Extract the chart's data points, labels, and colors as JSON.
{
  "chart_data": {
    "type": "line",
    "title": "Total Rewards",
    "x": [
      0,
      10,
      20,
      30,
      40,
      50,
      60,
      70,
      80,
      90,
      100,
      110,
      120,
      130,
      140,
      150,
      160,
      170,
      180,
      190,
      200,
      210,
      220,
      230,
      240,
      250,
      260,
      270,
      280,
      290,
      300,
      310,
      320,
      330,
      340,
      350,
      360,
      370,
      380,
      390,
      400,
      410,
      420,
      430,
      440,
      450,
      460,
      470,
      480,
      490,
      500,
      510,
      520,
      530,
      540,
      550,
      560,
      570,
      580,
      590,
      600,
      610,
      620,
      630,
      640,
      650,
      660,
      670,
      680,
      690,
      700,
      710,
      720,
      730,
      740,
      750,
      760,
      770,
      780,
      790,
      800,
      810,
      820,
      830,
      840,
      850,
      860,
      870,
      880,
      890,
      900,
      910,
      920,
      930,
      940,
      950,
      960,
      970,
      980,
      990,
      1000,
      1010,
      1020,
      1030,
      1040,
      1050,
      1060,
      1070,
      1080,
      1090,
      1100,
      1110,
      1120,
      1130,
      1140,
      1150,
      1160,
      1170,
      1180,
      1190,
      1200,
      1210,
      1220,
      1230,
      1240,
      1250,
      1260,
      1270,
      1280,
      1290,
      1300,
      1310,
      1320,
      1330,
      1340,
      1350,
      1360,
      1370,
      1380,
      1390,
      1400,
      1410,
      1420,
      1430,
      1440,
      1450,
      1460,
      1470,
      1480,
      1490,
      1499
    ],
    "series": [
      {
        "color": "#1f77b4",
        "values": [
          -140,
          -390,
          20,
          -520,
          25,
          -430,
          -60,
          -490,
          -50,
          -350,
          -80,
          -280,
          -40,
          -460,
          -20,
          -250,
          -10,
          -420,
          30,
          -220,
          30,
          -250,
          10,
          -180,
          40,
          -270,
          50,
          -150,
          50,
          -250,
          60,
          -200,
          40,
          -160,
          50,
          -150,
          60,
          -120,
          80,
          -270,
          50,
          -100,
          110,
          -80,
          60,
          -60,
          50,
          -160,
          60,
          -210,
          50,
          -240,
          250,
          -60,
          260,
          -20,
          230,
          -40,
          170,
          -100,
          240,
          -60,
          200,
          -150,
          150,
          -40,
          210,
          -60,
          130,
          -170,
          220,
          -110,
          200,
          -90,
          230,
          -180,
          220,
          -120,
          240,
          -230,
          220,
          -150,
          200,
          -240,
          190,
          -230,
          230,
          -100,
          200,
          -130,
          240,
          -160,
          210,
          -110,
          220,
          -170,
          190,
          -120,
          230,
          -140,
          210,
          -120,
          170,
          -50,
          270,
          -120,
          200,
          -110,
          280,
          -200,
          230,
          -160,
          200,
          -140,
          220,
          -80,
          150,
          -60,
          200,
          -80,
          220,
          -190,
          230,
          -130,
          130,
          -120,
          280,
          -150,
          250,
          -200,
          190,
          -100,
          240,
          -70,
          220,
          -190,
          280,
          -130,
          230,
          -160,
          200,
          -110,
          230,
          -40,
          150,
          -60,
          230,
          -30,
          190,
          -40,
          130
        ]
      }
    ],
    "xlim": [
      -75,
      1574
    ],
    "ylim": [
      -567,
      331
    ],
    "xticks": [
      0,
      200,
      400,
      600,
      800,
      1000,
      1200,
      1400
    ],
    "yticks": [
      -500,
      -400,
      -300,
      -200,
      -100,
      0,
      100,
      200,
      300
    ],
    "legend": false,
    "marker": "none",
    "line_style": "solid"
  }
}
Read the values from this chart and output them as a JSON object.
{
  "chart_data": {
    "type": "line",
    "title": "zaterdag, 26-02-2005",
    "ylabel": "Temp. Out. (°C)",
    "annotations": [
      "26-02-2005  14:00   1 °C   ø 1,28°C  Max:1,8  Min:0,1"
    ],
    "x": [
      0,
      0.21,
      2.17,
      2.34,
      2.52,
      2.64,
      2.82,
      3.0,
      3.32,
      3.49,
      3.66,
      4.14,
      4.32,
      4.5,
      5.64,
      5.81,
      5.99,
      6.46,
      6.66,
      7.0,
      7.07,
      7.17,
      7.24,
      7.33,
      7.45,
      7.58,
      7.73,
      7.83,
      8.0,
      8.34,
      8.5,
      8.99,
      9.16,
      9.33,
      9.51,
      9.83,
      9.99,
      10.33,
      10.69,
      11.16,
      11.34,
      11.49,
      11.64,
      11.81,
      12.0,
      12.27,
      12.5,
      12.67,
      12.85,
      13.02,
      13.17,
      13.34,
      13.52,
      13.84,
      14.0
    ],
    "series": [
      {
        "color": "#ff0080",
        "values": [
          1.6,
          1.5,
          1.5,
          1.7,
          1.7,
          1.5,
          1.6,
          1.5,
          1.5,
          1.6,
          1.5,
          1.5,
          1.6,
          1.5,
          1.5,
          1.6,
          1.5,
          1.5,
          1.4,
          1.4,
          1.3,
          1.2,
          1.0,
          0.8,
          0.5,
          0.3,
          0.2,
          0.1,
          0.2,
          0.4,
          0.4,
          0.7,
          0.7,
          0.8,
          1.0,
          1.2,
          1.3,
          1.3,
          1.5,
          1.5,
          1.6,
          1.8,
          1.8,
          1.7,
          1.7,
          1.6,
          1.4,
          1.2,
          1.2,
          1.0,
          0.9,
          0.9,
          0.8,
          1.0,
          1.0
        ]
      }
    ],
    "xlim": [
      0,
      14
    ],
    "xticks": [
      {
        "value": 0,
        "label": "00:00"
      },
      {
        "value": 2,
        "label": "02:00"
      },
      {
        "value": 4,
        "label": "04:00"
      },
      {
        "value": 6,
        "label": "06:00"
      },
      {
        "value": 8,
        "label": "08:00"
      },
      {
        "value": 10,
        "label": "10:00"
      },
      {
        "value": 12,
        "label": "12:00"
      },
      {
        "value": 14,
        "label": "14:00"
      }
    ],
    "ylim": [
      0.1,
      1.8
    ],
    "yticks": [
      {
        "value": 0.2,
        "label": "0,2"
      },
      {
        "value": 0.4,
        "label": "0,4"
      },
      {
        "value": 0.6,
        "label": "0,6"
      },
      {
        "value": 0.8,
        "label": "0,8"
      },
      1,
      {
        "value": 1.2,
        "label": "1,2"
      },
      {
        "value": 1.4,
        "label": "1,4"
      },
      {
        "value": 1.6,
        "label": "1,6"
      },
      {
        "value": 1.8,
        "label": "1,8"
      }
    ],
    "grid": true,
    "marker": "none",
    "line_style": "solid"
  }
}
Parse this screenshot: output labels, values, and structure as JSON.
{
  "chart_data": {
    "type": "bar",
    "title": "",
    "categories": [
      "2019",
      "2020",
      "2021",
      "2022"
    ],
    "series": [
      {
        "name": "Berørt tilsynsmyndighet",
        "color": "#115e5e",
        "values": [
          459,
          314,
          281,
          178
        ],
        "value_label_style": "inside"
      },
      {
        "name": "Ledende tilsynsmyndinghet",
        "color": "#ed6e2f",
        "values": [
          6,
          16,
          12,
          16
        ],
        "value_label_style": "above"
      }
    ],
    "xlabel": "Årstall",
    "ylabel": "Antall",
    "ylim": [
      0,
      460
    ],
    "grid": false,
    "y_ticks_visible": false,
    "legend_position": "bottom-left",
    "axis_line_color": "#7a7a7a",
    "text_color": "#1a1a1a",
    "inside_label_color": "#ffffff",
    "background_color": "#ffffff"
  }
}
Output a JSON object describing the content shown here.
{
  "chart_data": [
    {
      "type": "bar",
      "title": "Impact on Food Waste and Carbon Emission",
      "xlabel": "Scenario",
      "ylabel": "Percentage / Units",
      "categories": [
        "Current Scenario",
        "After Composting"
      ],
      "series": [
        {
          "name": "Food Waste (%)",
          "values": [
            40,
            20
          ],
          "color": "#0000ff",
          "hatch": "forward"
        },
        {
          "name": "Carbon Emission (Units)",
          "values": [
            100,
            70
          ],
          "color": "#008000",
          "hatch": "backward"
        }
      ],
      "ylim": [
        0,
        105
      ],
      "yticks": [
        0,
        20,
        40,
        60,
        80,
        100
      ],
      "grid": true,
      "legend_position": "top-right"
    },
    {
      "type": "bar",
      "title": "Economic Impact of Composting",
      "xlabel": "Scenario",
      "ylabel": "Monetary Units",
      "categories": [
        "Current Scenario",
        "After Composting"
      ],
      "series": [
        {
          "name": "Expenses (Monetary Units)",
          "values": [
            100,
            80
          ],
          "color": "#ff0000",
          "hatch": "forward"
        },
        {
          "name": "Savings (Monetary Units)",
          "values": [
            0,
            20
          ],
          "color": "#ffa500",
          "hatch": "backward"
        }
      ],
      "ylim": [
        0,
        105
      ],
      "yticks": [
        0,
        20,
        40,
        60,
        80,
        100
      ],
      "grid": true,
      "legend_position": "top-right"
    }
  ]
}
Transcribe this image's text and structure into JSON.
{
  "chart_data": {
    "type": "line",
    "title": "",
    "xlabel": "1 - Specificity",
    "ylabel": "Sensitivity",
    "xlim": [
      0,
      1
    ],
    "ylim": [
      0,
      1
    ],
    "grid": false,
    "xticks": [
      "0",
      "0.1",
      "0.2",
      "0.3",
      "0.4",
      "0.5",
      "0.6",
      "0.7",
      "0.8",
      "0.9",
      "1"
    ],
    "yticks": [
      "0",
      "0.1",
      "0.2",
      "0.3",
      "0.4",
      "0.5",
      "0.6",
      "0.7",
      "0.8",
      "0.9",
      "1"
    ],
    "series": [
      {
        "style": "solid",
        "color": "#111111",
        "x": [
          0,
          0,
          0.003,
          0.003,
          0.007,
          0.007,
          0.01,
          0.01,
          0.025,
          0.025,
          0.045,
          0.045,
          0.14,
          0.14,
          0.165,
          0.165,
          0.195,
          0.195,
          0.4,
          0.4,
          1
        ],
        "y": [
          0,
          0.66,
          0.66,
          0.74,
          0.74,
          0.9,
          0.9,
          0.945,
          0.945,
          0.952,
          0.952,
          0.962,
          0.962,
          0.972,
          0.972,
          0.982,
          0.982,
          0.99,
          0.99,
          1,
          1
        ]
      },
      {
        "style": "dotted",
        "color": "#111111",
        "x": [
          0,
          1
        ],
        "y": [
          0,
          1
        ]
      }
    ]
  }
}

+ + + +

In the records above, locate the lines holding the word "Carbon". Copy each of them.

- **The response**
      "title": "Impact on Food Waste and Carbon Emission",
          "name": "Carbon Emission (Units)",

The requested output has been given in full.